[Input]:

---------------

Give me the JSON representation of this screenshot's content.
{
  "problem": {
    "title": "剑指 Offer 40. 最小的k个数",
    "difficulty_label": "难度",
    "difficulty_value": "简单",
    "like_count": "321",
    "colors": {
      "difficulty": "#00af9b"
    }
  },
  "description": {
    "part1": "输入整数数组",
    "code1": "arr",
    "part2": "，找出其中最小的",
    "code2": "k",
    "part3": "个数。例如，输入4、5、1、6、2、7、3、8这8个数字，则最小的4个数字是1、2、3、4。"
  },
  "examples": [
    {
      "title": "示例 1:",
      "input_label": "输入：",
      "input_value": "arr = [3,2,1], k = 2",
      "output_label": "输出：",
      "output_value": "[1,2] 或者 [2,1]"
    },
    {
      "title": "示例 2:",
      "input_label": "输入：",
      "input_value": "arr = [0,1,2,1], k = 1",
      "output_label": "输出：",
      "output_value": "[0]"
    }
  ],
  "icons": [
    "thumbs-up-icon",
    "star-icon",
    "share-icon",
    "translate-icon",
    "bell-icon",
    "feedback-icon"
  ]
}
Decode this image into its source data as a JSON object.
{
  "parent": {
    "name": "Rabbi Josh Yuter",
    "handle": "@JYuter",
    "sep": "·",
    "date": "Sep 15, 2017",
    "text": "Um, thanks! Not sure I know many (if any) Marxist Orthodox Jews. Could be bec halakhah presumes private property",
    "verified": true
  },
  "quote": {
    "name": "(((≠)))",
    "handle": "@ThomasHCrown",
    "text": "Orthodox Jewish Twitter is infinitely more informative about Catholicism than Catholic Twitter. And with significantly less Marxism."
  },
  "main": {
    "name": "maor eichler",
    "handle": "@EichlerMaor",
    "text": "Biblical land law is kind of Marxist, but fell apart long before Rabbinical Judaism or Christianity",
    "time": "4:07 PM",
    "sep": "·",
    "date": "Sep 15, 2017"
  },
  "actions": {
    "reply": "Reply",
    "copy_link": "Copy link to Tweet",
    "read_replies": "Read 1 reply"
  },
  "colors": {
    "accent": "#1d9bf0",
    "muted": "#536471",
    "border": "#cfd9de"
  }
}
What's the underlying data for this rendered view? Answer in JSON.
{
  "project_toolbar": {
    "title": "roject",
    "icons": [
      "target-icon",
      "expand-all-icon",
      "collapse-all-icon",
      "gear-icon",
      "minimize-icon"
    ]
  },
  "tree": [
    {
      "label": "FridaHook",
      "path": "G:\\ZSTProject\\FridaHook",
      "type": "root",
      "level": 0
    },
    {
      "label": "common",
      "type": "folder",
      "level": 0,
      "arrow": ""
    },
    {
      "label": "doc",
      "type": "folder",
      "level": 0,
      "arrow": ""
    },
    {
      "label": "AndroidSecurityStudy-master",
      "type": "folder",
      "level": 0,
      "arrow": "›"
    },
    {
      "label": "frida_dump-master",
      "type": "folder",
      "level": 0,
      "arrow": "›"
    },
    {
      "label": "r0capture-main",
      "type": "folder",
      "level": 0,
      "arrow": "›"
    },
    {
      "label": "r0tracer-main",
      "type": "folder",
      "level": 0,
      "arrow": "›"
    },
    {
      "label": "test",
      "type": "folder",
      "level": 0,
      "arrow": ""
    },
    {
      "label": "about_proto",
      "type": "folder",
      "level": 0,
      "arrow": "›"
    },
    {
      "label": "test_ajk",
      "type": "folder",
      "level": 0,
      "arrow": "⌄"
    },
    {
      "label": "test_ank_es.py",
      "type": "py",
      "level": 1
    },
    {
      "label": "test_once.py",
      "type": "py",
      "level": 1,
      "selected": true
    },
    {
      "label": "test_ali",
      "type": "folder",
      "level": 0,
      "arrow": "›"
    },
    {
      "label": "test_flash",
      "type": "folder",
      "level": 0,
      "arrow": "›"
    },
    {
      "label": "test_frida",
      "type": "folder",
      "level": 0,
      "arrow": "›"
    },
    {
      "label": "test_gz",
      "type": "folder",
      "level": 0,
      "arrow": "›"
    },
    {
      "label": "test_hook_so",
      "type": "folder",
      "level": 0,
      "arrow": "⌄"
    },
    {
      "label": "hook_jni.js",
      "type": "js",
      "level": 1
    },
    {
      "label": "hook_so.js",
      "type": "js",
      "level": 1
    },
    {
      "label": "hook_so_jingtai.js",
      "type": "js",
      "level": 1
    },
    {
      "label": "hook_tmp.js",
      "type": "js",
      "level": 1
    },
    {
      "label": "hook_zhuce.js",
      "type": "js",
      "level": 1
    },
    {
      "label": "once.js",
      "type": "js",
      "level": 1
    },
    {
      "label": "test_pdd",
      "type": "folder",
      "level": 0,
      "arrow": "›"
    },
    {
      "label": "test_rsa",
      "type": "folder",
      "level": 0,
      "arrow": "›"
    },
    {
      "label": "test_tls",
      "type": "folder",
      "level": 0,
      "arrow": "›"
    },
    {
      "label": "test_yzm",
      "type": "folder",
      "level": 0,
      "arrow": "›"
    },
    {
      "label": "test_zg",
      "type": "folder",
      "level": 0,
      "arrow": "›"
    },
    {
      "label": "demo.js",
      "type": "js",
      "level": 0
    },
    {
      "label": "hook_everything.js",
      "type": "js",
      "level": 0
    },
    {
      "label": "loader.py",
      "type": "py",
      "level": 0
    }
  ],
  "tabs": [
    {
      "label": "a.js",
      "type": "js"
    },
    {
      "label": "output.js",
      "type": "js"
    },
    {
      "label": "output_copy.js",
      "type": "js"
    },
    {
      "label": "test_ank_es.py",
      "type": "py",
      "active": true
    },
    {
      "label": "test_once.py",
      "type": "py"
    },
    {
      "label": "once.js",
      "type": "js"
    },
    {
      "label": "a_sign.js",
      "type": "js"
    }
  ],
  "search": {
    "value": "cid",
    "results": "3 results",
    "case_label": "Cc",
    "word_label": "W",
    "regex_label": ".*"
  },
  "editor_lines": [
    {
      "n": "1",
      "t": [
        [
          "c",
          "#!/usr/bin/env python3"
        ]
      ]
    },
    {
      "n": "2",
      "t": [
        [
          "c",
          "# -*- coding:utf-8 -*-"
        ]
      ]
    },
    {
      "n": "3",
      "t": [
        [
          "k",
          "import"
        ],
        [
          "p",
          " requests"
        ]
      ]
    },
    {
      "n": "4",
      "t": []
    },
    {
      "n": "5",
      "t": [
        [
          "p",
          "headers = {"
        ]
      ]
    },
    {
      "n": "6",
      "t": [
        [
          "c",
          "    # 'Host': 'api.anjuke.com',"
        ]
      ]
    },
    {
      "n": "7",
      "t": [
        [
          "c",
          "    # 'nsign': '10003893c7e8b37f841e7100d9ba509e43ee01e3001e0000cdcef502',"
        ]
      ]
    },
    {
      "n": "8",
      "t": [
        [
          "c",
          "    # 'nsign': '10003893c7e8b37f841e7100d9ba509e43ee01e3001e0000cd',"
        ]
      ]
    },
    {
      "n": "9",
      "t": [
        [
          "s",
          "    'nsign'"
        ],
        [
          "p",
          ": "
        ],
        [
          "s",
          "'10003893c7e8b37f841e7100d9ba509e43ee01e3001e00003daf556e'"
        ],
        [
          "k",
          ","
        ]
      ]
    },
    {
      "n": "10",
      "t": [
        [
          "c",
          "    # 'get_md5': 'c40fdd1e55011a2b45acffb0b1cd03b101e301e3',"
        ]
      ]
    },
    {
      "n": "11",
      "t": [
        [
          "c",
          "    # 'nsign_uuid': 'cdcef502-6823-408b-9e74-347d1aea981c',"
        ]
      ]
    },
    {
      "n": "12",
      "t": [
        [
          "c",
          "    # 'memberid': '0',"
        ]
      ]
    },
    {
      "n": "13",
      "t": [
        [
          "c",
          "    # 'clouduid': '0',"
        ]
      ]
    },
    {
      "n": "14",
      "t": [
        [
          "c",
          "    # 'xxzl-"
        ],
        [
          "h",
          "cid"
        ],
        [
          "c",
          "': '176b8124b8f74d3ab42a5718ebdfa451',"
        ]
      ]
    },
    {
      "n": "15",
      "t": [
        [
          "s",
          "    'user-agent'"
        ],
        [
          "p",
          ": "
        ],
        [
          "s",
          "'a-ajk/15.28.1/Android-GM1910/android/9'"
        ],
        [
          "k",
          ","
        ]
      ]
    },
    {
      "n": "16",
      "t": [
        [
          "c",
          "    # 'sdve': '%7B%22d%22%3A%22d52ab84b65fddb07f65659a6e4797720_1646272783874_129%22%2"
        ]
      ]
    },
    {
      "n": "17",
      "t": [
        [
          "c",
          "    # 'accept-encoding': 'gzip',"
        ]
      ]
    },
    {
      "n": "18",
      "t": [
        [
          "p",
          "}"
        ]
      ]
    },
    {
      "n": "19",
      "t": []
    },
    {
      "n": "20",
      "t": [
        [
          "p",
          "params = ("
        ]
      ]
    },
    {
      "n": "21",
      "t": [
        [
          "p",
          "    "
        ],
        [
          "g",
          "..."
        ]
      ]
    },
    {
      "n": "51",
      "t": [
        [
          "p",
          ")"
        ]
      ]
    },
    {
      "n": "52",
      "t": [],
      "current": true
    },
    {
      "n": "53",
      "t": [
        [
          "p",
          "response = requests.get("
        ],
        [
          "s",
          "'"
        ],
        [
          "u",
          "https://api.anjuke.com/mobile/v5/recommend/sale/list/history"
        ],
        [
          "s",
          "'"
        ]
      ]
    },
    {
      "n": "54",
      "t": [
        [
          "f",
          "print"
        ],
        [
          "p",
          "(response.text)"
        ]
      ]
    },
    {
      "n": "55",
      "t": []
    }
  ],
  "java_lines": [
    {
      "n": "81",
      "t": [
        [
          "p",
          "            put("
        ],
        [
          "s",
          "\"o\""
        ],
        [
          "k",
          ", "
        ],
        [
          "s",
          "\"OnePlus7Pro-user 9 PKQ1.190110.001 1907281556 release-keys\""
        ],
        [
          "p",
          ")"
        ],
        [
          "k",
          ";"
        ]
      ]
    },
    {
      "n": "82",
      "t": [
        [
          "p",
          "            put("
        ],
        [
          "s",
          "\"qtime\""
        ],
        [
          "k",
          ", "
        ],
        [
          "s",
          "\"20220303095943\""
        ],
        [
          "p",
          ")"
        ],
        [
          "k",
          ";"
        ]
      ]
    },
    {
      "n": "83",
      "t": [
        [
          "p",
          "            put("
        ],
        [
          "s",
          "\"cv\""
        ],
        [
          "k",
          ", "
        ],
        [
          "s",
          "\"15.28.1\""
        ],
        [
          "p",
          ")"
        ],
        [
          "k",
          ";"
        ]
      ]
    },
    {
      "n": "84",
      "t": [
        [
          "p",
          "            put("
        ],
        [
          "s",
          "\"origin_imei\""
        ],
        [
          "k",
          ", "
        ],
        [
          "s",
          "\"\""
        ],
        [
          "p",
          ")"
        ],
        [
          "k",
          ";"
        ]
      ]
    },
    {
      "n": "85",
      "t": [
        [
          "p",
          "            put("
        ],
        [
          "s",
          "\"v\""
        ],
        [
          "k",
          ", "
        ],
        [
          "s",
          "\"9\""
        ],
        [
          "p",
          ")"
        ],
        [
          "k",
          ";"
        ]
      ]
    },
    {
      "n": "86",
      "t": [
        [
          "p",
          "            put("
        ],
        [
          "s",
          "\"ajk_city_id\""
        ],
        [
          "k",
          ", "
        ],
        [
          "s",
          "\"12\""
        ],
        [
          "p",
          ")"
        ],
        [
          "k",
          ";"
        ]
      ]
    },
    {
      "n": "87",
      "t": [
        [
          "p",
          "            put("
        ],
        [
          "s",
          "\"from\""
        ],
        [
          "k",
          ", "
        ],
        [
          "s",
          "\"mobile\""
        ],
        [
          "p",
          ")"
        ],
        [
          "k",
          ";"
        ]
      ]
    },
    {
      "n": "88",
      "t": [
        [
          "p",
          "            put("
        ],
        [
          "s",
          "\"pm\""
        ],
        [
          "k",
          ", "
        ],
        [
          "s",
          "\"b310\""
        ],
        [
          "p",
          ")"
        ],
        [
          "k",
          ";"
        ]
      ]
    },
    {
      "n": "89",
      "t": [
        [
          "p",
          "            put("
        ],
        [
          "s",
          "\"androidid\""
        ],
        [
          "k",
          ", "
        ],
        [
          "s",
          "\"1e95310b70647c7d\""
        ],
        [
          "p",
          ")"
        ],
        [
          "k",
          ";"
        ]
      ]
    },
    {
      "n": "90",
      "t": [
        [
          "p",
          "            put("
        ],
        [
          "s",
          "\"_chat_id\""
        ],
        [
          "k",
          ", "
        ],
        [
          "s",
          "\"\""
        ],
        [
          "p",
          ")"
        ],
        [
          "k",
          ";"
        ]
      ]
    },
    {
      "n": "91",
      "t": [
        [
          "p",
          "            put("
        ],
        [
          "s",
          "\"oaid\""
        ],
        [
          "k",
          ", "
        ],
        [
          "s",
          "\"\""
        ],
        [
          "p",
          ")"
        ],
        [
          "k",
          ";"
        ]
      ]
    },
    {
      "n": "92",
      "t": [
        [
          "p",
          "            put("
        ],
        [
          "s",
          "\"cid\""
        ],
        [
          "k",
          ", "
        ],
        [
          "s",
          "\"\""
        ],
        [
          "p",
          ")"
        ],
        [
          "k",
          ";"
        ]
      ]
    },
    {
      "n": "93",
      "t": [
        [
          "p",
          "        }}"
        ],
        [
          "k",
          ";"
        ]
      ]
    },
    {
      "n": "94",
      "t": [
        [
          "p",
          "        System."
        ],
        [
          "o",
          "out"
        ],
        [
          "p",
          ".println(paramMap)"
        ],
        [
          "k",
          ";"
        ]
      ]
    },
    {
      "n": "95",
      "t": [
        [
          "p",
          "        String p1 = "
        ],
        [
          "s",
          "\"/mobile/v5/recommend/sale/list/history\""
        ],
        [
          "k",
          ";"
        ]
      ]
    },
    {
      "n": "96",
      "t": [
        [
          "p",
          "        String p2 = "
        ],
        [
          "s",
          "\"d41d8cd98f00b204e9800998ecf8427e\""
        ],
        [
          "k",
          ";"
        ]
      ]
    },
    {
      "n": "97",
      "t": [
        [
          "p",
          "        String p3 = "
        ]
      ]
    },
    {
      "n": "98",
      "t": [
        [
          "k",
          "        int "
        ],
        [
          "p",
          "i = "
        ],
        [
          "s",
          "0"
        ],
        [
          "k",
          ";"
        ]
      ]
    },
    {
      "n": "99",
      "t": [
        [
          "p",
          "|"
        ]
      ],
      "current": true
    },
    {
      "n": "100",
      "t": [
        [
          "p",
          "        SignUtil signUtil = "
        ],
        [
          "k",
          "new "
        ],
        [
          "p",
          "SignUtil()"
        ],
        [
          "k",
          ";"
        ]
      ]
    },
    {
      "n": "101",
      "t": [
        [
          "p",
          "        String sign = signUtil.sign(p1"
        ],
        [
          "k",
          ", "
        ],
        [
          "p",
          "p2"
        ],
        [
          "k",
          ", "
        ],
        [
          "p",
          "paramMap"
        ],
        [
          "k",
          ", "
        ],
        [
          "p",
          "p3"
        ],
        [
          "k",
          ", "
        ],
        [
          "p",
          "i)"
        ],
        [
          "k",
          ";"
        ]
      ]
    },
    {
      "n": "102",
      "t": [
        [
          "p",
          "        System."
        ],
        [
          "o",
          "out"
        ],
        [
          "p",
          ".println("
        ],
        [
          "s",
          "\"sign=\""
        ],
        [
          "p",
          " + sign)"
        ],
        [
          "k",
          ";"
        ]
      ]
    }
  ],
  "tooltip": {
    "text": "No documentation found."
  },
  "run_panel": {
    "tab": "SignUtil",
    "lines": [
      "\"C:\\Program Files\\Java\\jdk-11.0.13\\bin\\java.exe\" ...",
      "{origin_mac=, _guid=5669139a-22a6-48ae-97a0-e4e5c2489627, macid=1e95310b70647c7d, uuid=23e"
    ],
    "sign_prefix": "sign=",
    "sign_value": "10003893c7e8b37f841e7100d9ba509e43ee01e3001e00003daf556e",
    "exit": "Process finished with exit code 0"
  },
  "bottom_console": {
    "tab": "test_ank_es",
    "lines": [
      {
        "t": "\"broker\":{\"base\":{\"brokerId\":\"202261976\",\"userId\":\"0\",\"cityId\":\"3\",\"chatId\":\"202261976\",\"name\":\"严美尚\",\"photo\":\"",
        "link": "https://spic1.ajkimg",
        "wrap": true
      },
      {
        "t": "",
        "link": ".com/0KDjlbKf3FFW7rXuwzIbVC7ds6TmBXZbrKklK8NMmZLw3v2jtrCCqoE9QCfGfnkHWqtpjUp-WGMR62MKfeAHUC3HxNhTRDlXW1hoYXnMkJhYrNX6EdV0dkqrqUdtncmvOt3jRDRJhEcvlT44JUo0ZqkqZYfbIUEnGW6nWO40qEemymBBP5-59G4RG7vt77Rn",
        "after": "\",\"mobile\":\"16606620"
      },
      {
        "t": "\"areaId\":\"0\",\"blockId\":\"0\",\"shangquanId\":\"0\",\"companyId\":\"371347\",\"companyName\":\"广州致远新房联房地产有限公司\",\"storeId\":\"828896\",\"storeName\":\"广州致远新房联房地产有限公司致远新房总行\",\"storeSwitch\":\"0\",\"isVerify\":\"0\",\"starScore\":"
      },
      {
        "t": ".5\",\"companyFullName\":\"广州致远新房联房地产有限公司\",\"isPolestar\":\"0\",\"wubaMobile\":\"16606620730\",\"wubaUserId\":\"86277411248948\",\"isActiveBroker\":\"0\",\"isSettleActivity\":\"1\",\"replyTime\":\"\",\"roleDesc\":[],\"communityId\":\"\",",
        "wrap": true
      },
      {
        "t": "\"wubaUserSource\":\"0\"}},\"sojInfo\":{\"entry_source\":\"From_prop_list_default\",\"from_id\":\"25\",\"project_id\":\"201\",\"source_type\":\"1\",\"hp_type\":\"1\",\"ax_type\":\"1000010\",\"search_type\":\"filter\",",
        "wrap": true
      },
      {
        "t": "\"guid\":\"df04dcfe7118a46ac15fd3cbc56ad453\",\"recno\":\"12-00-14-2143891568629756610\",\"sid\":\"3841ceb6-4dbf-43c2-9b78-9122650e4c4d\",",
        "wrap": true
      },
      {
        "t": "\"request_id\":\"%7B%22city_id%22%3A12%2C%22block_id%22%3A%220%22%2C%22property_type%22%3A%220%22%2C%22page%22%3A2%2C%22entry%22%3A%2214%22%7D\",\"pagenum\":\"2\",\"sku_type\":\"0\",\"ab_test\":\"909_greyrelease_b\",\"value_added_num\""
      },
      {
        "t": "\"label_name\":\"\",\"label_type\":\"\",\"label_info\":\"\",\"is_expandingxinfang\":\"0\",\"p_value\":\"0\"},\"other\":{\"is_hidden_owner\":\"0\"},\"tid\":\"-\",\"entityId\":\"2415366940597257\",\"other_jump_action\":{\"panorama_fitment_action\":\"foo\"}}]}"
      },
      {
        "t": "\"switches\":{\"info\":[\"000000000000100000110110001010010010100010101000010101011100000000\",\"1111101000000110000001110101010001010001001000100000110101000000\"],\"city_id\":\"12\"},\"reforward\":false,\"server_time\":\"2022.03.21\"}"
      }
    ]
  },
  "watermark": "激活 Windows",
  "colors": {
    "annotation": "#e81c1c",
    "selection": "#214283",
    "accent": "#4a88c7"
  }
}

---------------

[Objective]: Find each line holding "sale". Copy it out.

[The output]:
          "https://api.anjuke.com/mobile/v5/recommend/sale/list/history"
          "\"/mobile/v5/recommend/sale/list/history\""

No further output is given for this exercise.